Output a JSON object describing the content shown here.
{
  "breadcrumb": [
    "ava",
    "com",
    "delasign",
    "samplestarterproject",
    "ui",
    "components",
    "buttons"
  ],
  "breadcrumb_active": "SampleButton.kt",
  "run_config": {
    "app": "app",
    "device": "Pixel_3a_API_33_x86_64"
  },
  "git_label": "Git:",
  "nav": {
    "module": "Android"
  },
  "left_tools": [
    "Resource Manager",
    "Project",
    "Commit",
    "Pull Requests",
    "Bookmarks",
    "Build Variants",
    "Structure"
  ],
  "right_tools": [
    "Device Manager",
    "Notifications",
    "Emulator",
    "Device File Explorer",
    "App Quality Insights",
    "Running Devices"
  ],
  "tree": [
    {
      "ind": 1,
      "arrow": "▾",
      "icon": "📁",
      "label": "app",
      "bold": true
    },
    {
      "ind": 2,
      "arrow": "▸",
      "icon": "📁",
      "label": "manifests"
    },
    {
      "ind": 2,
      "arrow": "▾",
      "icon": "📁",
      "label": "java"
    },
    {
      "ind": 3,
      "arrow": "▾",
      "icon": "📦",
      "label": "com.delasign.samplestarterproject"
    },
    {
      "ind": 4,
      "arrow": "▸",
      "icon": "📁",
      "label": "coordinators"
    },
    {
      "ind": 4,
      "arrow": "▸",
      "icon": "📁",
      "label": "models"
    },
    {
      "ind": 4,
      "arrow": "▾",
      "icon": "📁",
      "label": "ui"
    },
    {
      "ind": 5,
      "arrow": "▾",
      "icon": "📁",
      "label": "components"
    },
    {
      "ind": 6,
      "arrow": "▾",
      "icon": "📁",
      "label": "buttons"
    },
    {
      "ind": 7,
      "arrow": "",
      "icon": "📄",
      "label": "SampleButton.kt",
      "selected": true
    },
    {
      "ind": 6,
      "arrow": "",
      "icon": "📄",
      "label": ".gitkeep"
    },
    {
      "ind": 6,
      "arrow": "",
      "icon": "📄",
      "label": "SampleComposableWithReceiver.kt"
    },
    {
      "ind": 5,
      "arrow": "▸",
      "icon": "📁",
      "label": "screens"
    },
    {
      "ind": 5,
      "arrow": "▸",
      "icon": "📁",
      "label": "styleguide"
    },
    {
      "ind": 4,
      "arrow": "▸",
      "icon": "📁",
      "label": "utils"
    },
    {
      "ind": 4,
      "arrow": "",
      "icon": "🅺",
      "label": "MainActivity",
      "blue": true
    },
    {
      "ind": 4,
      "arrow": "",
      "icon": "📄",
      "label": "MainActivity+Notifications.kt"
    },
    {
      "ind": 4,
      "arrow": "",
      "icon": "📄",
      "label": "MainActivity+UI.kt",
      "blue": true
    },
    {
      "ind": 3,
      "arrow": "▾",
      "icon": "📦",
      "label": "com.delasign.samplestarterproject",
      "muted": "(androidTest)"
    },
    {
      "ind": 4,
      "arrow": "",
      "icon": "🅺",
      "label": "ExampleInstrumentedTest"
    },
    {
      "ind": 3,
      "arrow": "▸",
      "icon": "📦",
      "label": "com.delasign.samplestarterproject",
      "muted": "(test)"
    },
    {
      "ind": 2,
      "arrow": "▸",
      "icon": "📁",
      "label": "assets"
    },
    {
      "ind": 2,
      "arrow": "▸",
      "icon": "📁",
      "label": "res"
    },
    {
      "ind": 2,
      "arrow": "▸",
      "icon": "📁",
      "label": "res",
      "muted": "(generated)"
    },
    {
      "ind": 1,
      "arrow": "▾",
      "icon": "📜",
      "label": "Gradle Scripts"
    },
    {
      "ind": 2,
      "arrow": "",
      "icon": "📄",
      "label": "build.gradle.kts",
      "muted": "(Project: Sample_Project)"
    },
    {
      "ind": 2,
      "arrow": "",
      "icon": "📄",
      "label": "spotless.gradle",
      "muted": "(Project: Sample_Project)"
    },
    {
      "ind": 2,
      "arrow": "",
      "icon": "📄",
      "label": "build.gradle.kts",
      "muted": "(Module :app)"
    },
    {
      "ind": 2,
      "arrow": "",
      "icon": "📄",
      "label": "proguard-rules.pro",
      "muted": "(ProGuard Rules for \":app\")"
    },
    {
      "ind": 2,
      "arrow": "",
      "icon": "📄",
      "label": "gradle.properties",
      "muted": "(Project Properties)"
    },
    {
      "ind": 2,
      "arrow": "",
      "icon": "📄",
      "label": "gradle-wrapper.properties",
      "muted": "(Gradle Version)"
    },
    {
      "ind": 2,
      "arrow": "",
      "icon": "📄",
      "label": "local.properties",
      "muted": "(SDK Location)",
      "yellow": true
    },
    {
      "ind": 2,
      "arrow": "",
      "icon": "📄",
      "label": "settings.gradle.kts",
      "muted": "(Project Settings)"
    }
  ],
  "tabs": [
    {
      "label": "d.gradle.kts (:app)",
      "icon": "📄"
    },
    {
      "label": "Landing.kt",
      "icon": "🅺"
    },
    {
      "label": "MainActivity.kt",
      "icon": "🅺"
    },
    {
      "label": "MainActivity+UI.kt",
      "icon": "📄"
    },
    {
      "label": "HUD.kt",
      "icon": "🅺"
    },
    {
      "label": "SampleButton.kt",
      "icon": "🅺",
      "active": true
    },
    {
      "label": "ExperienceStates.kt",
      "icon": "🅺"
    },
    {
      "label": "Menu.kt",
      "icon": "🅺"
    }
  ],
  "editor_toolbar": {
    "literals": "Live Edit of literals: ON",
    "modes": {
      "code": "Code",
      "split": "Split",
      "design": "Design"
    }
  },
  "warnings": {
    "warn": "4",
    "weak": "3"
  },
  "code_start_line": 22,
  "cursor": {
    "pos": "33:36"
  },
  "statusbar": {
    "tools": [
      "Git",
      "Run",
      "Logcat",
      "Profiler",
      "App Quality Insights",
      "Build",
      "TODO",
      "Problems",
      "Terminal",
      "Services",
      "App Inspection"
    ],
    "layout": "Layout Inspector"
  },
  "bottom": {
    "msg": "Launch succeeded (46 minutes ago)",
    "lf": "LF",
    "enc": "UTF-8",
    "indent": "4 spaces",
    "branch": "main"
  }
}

> What you should do: Which lines of the data above contain "Insights"? Copy each one.

> Written answer:
    "App Quality Insights",
      "App Quality Insights",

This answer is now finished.